ENTRIES SHOWN »
(begin)

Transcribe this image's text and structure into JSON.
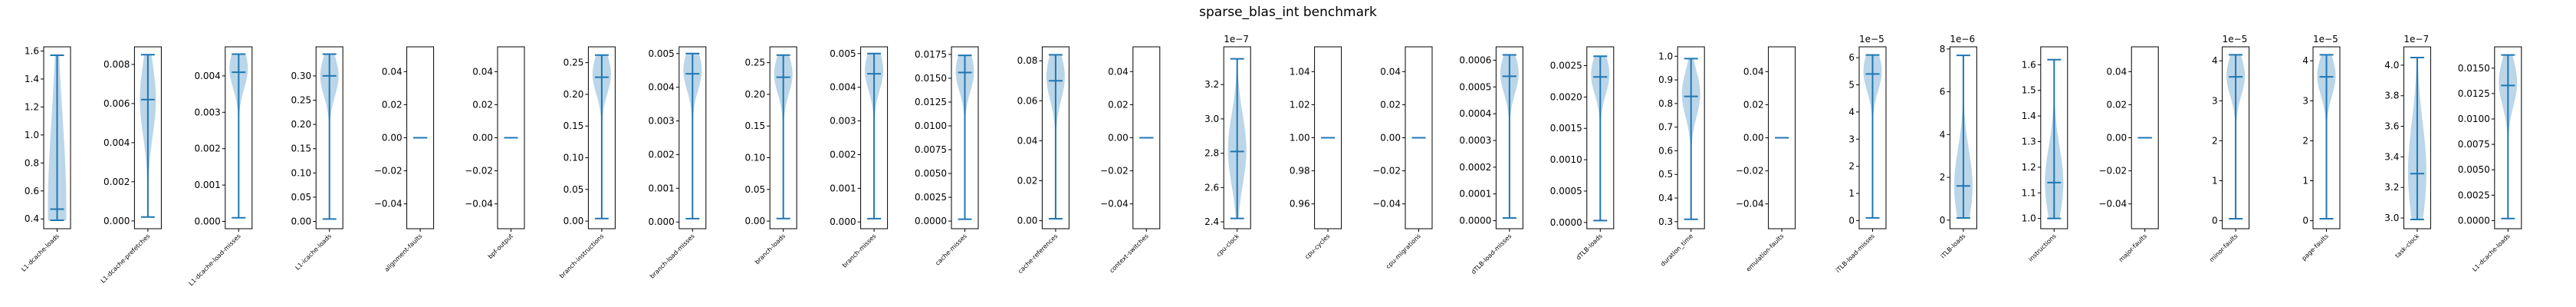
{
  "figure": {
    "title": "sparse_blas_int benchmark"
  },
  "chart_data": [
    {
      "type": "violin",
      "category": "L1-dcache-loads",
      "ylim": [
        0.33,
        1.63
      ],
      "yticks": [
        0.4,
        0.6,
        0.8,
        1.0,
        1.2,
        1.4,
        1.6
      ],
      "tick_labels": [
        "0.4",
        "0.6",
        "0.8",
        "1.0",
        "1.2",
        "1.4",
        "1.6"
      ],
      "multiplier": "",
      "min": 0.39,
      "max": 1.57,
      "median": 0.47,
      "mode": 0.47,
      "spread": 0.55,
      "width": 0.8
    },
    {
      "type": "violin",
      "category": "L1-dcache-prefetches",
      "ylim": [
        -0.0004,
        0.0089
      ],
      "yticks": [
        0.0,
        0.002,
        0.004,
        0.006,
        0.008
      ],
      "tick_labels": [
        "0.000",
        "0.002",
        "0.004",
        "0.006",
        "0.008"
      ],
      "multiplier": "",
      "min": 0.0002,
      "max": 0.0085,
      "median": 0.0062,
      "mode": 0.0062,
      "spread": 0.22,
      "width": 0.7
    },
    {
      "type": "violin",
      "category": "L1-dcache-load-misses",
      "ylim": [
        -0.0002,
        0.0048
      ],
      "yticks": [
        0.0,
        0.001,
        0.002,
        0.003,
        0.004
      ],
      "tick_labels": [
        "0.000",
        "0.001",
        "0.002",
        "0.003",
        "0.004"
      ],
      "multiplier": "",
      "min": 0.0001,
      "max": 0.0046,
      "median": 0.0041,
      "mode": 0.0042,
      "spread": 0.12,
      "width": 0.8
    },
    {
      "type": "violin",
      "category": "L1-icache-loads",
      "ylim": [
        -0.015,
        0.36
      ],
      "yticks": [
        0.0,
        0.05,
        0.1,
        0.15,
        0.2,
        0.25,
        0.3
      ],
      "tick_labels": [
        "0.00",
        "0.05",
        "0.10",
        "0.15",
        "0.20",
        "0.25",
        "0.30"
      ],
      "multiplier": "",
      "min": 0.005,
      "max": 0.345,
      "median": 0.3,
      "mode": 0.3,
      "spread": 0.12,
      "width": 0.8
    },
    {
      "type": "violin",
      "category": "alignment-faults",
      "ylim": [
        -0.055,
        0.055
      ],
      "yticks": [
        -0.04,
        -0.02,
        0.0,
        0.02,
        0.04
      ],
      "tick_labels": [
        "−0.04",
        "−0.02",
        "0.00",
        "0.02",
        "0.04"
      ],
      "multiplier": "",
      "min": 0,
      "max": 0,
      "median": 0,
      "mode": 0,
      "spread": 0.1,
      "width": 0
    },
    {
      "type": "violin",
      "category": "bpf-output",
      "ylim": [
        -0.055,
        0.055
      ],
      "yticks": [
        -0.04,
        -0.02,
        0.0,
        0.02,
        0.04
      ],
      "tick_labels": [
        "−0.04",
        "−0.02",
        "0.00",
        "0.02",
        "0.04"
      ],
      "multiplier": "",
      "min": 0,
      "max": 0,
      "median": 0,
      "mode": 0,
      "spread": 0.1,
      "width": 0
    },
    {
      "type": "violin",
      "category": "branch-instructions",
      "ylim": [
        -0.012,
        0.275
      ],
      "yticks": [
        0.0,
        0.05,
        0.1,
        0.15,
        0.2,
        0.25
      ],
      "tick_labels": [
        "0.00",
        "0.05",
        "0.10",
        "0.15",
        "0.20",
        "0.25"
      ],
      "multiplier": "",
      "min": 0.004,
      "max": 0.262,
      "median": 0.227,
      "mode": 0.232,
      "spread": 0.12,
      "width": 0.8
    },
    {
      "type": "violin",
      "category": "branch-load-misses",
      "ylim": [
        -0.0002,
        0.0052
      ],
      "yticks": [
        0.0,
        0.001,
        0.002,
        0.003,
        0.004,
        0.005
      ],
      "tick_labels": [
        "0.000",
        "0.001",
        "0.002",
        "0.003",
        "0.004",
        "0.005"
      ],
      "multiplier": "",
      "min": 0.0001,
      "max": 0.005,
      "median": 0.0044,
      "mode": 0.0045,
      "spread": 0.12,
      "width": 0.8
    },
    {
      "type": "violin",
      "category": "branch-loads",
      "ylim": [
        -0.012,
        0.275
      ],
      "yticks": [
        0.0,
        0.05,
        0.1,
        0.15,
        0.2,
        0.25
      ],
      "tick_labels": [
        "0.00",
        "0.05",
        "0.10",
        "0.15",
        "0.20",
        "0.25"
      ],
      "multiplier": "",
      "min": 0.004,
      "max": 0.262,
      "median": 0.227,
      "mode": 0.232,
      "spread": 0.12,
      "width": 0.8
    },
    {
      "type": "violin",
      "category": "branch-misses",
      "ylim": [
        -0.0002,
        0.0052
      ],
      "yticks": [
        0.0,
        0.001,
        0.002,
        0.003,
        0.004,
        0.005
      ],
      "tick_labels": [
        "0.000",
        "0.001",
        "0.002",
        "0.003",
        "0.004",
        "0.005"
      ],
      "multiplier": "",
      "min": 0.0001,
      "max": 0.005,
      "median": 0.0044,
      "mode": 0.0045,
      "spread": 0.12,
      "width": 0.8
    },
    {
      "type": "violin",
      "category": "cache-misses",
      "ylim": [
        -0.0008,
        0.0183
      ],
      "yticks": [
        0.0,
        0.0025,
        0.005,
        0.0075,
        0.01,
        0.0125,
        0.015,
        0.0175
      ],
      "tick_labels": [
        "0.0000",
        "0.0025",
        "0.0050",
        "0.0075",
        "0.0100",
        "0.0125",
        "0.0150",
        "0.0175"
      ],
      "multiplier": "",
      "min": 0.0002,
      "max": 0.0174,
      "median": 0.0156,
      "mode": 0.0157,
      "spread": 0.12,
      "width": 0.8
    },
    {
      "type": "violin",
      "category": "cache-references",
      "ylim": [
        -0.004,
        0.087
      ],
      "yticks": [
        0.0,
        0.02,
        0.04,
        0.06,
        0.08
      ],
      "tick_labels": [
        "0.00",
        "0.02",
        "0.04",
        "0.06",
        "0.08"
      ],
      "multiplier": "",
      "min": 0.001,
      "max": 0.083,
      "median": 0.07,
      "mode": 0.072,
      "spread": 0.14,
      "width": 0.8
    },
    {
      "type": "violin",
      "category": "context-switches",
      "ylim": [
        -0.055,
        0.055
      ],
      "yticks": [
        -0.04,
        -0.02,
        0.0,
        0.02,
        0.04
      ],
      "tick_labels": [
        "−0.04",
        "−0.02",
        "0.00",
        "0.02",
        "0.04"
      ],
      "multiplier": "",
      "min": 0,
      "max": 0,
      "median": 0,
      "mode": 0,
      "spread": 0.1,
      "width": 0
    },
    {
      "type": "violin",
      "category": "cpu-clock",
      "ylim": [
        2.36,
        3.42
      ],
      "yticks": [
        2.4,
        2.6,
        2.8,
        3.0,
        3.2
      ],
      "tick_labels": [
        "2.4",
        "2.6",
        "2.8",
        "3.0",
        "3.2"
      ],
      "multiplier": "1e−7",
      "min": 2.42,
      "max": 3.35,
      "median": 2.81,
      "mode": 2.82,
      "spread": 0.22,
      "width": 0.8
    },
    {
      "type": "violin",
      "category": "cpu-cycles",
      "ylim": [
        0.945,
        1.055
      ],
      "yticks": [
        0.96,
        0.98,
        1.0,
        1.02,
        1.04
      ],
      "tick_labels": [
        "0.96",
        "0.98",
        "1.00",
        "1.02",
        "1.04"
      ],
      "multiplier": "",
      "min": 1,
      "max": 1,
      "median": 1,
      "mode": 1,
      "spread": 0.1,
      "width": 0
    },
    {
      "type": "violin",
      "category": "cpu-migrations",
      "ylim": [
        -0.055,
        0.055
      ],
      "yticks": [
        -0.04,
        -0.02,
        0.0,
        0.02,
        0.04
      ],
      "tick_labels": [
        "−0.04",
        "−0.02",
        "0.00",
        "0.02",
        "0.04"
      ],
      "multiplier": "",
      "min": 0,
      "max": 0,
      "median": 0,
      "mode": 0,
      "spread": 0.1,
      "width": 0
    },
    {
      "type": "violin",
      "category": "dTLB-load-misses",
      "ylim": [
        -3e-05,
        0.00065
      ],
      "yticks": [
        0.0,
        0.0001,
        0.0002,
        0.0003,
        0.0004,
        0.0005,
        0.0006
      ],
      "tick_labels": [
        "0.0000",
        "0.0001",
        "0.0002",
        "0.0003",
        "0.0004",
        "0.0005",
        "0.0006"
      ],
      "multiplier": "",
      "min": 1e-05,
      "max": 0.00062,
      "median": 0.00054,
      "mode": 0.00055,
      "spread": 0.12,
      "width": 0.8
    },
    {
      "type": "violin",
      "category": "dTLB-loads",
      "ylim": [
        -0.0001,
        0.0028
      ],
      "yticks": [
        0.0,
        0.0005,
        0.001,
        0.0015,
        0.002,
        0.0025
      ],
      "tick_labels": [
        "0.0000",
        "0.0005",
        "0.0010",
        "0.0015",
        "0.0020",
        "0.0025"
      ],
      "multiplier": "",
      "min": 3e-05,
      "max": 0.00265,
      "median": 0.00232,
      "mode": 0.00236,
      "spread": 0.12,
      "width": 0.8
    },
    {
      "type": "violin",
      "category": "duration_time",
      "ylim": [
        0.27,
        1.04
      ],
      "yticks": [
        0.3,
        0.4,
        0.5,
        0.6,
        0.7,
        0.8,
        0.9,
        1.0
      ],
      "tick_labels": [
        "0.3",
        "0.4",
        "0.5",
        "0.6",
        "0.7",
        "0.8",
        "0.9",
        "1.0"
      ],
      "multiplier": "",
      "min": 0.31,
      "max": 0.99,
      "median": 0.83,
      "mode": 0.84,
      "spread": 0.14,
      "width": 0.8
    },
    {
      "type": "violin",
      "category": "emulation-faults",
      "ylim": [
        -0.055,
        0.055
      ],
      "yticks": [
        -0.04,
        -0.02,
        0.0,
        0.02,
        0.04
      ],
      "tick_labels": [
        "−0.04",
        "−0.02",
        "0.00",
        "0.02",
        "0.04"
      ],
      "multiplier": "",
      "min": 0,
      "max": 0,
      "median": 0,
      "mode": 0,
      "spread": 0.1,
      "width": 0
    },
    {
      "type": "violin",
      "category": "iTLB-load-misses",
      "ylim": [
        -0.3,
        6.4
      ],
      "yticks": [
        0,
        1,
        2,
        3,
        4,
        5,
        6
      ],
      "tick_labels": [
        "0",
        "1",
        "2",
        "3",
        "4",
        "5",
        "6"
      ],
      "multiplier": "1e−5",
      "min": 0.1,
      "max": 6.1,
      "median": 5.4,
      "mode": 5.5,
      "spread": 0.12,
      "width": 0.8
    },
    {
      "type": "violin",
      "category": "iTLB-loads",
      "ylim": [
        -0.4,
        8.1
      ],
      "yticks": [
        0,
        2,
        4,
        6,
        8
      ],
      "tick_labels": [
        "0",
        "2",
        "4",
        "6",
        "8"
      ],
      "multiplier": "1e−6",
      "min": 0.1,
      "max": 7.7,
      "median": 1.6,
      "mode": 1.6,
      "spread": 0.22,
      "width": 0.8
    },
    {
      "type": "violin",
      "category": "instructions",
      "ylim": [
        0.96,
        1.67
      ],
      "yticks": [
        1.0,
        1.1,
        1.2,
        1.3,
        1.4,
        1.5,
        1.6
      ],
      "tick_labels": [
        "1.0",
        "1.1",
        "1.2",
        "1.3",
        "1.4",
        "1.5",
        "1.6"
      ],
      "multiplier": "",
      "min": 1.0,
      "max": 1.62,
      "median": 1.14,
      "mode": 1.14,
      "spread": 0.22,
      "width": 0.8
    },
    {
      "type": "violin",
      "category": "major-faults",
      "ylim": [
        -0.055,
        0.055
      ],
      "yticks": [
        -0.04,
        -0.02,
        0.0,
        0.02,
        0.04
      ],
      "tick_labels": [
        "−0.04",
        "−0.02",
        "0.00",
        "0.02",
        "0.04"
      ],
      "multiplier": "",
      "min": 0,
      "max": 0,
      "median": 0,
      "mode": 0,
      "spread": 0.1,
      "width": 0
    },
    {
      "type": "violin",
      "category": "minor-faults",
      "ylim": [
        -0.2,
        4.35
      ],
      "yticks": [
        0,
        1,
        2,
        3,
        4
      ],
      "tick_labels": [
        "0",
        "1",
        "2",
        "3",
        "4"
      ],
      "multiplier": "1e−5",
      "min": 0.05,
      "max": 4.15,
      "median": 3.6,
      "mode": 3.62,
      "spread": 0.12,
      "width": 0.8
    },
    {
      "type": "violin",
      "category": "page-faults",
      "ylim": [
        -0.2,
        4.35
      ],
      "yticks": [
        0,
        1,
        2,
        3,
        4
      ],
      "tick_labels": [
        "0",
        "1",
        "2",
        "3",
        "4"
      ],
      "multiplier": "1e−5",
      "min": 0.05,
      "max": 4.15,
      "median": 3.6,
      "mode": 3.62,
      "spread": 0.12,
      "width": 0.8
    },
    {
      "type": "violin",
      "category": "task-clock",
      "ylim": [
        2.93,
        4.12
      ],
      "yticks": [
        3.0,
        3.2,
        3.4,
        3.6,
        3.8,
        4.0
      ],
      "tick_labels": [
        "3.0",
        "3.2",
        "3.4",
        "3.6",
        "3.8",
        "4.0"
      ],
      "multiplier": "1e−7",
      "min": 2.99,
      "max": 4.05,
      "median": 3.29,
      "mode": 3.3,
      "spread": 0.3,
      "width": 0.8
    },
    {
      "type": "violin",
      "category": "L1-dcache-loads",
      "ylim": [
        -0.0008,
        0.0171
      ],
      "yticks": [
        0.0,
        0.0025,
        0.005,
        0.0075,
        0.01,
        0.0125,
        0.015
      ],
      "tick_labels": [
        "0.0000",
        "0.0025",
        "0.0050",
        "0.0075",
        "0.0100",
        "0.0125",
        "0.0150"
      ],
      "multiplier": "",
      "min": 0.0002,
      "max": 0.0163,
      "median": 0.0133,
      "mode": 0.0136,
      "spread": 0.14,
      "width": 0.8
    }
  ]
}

(end)
(begin)

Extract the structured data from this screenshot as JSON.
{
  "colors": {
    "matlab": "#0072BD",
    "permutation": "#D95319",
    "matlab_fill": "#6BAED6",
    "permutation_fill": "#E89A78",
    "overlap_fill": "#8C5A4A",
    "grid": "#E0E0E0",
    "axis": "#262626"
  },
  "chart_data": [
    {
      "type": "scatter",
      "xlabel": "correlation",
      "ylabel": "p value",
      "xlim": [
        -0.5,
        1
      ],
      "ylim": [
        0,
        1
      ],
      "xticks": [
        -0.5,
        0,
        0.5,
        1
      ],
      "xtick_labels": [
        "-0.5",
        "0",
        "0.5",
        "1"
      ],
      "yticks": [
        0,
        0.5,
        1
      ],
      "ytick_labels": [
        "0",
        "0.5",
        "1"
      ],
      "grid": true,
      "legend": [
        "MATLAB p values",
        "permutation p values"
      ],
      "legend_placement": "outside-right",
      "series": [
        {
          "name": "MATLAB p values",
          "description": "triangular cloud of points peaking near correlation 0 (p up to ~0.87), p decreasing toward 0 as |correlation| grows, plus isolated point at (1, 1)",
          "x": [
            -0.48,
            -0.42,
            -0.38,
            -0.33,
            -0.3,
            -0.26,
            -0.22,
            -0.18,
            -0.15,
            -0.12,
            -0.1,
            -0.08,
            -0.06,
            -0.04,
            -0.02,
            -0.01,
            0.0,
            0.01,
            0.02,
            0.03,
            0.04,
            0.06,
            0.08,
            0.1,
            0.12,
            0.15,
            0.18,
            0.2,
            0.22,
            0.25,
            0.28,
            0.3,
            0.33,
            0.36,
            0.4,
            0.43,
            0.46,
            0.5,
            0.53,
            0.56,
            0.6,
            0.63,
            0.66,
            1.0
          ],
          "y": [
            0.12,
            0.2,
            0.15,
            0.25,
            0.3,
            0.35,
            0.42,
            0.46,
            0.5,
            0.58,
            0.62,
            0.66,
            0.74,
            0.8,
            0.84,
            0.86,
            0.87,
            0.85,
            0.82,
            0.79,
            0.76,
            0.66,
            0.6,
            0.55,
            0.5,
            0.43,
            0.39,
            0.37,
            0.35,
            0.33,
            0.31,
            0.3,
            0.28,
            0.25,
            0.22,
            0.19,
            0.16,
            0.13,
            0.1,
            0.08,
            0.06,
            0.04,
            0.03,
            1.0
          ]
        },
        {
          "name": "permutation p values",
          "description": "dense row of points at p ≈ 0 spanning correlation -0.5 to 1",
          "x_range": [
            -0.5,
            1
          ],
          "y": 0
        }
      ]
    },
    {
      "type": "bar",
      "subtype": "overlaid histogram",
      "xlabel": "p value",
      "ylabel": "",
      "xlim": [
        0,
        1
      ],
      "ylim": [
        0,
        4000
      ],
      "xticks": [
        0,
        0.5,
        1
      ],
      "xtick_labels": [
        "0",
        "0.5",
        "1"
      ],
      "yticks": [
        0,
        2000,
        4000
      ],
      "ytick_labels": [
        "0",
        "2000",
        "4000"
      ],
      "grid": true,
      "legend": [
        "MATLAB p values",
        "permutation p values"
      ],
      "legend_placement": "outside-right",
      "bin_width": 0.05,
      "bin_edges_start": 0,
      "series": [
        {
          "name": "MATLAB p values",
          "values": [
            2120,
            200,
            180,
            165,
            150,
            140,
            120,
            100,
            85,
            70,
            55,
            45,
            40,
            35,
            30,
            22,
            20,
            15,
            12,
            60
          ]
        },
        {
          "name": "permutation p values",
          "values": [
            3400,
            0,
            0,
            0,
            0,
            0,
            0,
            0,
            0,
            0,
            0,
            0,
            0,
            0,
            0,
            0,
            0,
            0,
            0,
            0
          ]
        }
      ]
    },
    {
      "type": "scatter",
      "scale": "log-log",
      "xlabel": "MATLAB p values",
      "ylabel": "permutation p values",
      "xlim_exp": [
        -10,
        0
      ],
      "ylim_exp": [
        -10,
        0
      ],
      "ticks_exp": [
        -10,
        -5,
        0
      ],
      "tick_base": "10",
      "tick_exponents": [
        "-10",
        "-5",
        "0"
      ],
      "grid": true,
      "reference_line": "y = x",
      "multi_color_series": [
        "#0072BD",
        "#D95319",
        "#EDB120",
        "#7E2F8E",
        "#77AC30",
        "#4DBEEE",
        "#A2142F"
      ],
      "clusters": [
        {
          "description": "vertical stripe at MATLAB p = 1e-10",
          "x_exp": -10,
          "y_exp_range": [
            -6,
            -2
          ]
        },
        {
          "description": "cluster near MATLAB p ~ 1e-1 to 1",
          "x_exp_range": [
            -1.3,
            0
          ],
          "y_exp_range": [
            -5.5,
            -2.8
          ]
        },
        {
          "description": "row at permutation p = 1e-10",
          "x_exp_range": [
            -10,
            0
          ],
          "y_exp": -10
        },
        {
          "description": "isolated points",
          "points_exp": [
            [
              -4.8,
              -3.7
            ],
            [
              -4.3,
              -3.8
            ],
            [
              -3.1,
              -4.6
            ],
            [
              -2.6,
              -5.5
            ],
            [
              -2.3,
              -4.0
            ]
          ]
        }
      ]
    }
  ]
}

(end)
(begin)

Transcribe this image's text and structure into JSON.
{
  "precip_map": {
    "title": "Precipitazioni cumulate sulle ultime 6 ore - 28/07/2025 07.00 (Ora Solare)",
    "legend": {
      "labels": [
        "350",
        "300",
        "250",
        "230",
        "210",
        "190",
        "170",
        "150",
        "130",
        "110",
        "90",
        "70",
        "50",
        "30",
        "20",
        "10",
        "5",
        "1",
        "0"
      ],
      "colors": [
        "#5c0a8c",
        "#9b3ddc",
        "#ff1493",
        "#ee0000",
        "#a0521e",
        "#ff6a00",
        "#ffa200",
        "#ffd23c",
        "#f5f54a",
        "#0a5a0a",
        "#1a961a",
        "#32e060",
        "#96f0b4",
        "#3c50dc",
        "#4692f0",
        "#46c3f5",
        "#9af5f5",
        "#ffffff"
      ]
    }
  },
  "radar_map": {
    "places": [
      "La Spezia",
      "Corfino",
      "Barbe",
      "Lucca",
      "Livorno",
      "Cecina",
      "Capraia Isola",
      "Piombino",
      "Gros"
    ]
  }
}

(end)

WHAT THIS TASK INVOLVES » Locate the lines above that hold the word "dTLB". Show every one of them.

ANSWER »
      "category": "dTLB-load-misses",
      "category": "dTLB-loads",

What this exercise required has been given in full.